→ YOUR GOAL: Below are records; state how many of their lines hold the word "Accum", and give only the figure.

Start INPUT DATA

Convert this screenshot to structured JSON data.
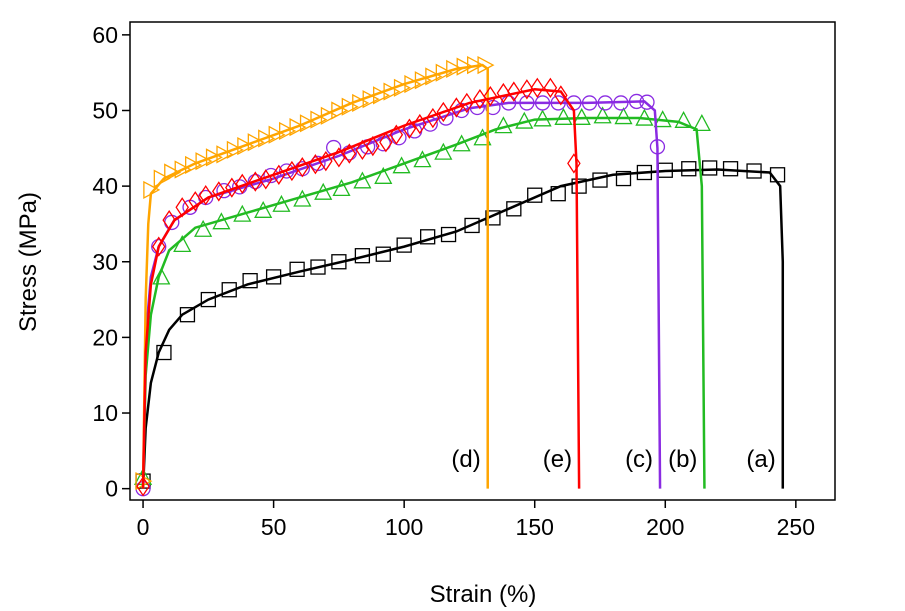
{
  "chart_data": {
    "type": "line",
    "x_label": "Strain (%)",
    "y_label": "Stress (MPa)",
    "xlim": [
      -5,
      265
    ],
    "ylim": [
      -1.5,
      61.7
    ],
    "xticks": [
      0,
      50,
      100,
      150,
      200,
      250
    ],
    "yticks": [
      0,
      10,
      20,
      30,
      40,
      50,
      60
    ],
    "series": [
      {
        "name": "(a)",
        "color": "#000000",
        "marker": "square",
        "x": [
          0,
          1,
          3,
          6,
          10,
          15,
          25,
          40,
          60,
          80,
          100,
          120,
          140,
          160,
          180,
          200,
          220,
          240,
          244,
          245,
          245
        ],
        "values": [
          0,
          8,
          14,
          18,
          21,
          23,
          25,
          27,
          28.7,
          30.3,
          32,
          34,
          37,
          40,
          41.5,
          42,
          42.2,
          41.8,
          40,
          30,
          0
        ],
        "marker_x": [
          0,
          8,
          17,
          25,
          33,
          41,
          50,
          59,
          67,
          75,
          84,
          92,
          100,
          109,
          117,
          126,
          134,
          142,
          150,
          159,
          167,
          175,
          184,
          192,
          200,
          209,
          217,
          225,
          234,
          243
        ],
        "marker_values": [
          1,
          18,
          23,
          25,
          26.3,
          27.5,
          28,
          29,
          29.3,
          30,
          30.8,
          31,
          32.2,
          33.3,
          33.6,
          34.8,
          35.8,
          37,
          38.8,
          39,
          40,
          40.8,
          41,
          41.8,
          42.1,
          42.3,
          42.4,
          42.3,
          42,
          41.5
        ]
      },
      {
        "name": "(b)",
        "color": "#22bb22",
        "marker": "triangle",
        "x": [
          0,
          1,
          3,
          6,
          10,
          20,
          40,
          60,
          80,
          100,
          120,
          135,
          150,
          170,
          190,
          205,
          212,
          214,
          215
        ],
        "values": [
          0,
          15,
          23,
          28,
          31.5,
          34.5,
          36.5,
          38.5,
          40.5,
          43,
          45.5,
          47.5,
          48.8,
          49,
          49,
          48.5,
          47.5,
          40,
          0
        ],
        "marker_x": [
          0,
          7,
          15,
          23,
          30,
          38,
          46,
          53,
          61,
          69,
          76,
          84,
          92,
          99,
          107,
          115,
          122,
          130,
          138,
          146,
          153,
          161,
          168,
          176,
          184,
          192,
          199,
          207,
          214
        ],
        "marker_values": [
          1.5,
          28,
          32.3,
          34.3,
          35.3,
          36.3,
          36.8,
          37.6,
          38.3,
          39.2,
          39.7,
          40.7,
          41.3,
          42.7,
          43.5,
          44.5,
          45.6,
          46.4,
          48,
          48.6,
          48.9,
          49.1,
          49.1,
          49.3,
          49.2,
          49,
          48.8,
          48.7,
          48.3
        ]
      },
      {
        "name": "(c)",
        "color": "#8a2be2",
        "marker": "circle",
        "x": [
          0,
          1,
          3,
          6,
          12,
          25,
          50,
          75,
          100,
          125,
          140,
          170,
          192,
          196,
          197,
          198
        ],
        "values": [
          0,
          20,
          28,
          32,
          35.5,
          38.5,
          41,
          44,
          47.5,
          50.3,
          51,
          51,
          51.2,
          50,
          45,
          0
        ],
        "marker_x": [
          0,
          6,
          11,
          18,
          24,
          31,
          37,
          43,
          49,
          55,
          61,
          67,
          73,
          79,
          86,
          92,
          98,
          104,
          110,
          116,
          122,
          128,
          134,
          140,
          147,
          153,
          159,
          165,
          171,
          177,
          183,
          189,
          193,
          197
        ],
        "marker_values": [
          0,
          32,
          35.2,
          37.2,
          38.5,
          39.4,
          39.9,
          40.6,
          41.4,
          42,
          42.3,
          43,
          45.1,
          44.4,
          45.2,
          45.6,
          46.4,
          47.3,
          48.2,
          49,
          50,
          50.4,
          50.4,
          51,
          51,
          51,
          51,
          51,
          51,
          51,
          51,
          51.2,
          51.1,
          45.2
        ]
      },
      {
        "name": "(d)",
        "color": "#ffa500",
        "marker": "right-triangle",
        "x": [
          0,
          1,
          2,
          3,
          8,
          20,
          40,
          60,
          80,
          100,
          120,
          130,
          132,
          132
        ],
        "values": [
          0,
          25,
          35,
          39,
          41,
          43,
          45.5,
          48,
          51,
          53.5,
          55.5,
          56,
          55.5,
          0
        ],
        "marker_x": [
          0,
          3,
          7,
          11,
          15,
          19,
          23,
          27,
          31,
          35,
          39,
          43,
          47,
          51,
          55,
          59,
          63,
          67,
          71,
          75,
          79,
          83,
          87,
          91,
          95,
          99,
          103,
          107,
          111,
          115,
          119,
          123,
          127,
          131
        ],
        "marker_values": [
          1,
          39.5,
          41,
          41.8,
          42.2,
          42.8,
          43.3,
          43.8,
          44.2,
          44.8,
          45.3,
          45.8,
          46.3,
          46.8,
          47.3,
          47.8,
          48.3,
          48.8,
          49.3,
          50,
          50.5,
          51,
          51.5,
          52,
          52.5,
          53,
          53.5,
          54,
          54.5,
          55,
          55.5,
          55.8,
          56,
          56
        ]
      },
      {
        "name": "(e)",
        "color": "#ff0000",
        "marker": "diamond",
        "x": [
          0,
          1,
          3,
          6,
          12,
          25,
          50,
          75,
          100,
          125,
          150,
          160,
          165,
          166,
          167
        ],
        "values": [
          0,
          18,
          27,
          32,
          35.5,
          38.5,
          41.5,
          44.5,
          48,
          51,
          52.8,
          52.5,
          50,
          43,
          0
        ],
        "marker_x": [
          0,
          6,
          10,
          15,
          20,
          24,
          29,
          34,
          38,
          43,
          47,
          52,
          57,
          61,
          66,
          70,
          75,
          79,
          84,
          88,
          93,
          97,
          102,
          106,
          111,
          115,
          120,
          124,
          129,
          133,
          138,
          142,
          147,
          151,
          156,
          160,
          165
        ],
        "marker_values": [
          0.3,
          32,
          35.5,
          37.2,
          38,
          38.8,
          39.3,
          39.8,
          40.3,
          40.6,
          40.9,
          41.5,
          42,
          42.5,
          42.9,
          43.3,
          43.8,
          44.3,
          44.8,
          45.3,
          45.8,
          46.8,
          47.6,
          48.2,
          49,
          49.8,
          50.4,
          51,
          51.5,
          51.9,
          52.3,
          52.5,
          52.8,
          53,
          53,
          52,
          43
        ]
      }
    ]
  }
}
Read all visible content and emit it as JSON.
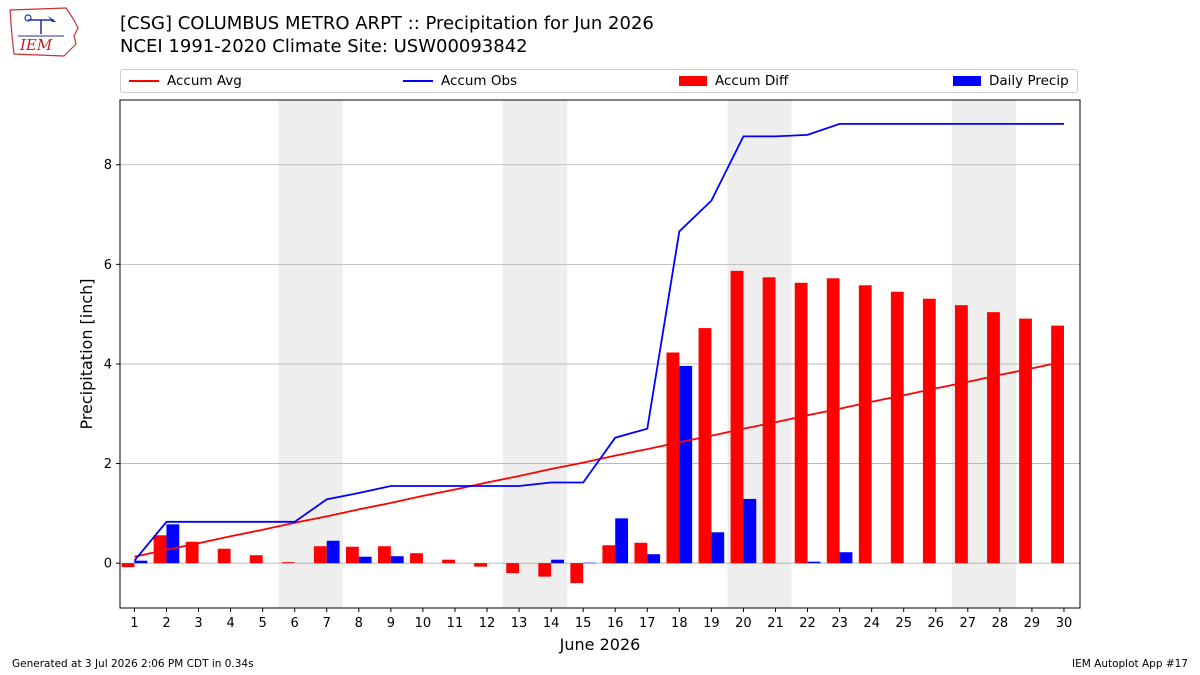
{
  "header": {
    "logo_text": "IEM",
    "title_line1": "[CSG] COLUMBUS METRO ARPT :: Precipitation for Jun 2026",
    "title_line2": "NCEI 1991-2020 Climate Site: USW00093842"
  },
  "footer": {
    "generated": "Generated at 3 Jul 2026 2:06 PM CDT in 0.34s",
    "app": "IEM Autoplot App #17"
  },
  "colors": {
    "avg": "#ff0000",
    "obs": "#0000ff",
    "diff": "#ff0000",
    "daily": "#0000ff",
    "weekend": "#eeeeee",
    "grid": "#b0b0b0"
  },
  "chart_data": {
    "type": "bar",
    "xlabel": "June 2026",
    "ylabel": "Precipitation [inch]",
    "ylim": [
      -0.9,
      9.3
    ],
    "yticks": [
      0,
      2,
      4,
      6,
      8
    ],
    "grid": "horizontal",
    "legend_placement": "top",
    "categories": [
      "1",
      "2",
      "3",
      "4",
      "5",
      "6",
      "7",
      "8",
      "9",
      "10",
      "11",
      "12",
      "13",
      "14",
      "15",
      "16",
      "17",
      "18",
      "19",
      "20",
      "21",
      "22",
      "23",
      "24",
      "25",
      "26",
      "27",
      "28",
      "29",
      "30"
    ],
    "weekend_shading": [
      [
        6,
        7
      ],
      [
        13,
        14
      ],
      [
        20,
        21
      ],
      [
        27,
        28
      ]
    ],
    "series": [
      {
        "name": "Accum Avg",
        "kind": "line",
        "color": "#ff0000",
        "values": [
          0.13,
          0.27,
          0.4,
          0.54,
          0.67,
          0.81,
          0.94,
          1.08,
          1.21,
          1.35,
          1.48,
          1.62,
          1.75,
          1.89,
          2.02,
          2.16,
          2.29,
          2.43,
          2.56,
          2.7,
          2.83,
          2.97,
          3.1,
          3.24,
          3.37,
          3.51,
          3.64,
          3.78,
          3.91,
          4.05
        ]
      },
      {
        "name": "Accum Obs",
        "kind": "line",
        "color": "#0000ff",
        "values": [
          0.05,
          0.83,
          0.83,
          0.83,
          0.83,
          0.83,
          1.28,
          1.41,
          1.55,
          1.55,
          1.55,
          1.55,
          1.55,
          1.62,
          1.62,
          2.52,
          2.7,
          6.66,
          7.28,
          8.57,
          8.57,
          8.6,
          8.82,
          8.82,
          8.82,
          8.82,
          8.82,
          8.82,
          8.82,
          8.82
        ]
      },
      {
        "name": "Accum Diff",
        "kind": "bar",
        "color": "#ff0000",
        "values": [
          -0.08,
          0.56,
          0.43,
          0.29,
          0.16,
          0.02,
          0.34,
          0.33,
          0.34,
          0.2,
          0.07,
          -0.07,
          -0.2,
          -0.27,
          -0.4,
          0.36,
          0.41,
          4.23,
          4.72,
          5.87,
          5.74,
          5.63,
          5.72,
          5.58,
          5.45,
          5.31,
          5.18,
          5.04,
          4.91,
          4.77
        ]
      },
      {
        "name": "Daily Precip",
        "kind": "bar",
        "color": "#0000ff",
        "values": [
          0.05,
          0.78,
          0,
          0,
          0,
          0,
          0.45,
          0.13,
          0.14,
          0,
          0,
          0,
          0,
          0.07,
          0.01,
          0.9,
          0.18,
          3.96,
          0.62,
          1.29,
          0,
          0.03,
          0.22,
          0,
          0,
          0,
          0,
          0,
          0,
          0
        ]
      }
    ]
  }
}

End INPUT DATA

→ RESPONSE TO THE EXERCISE: 3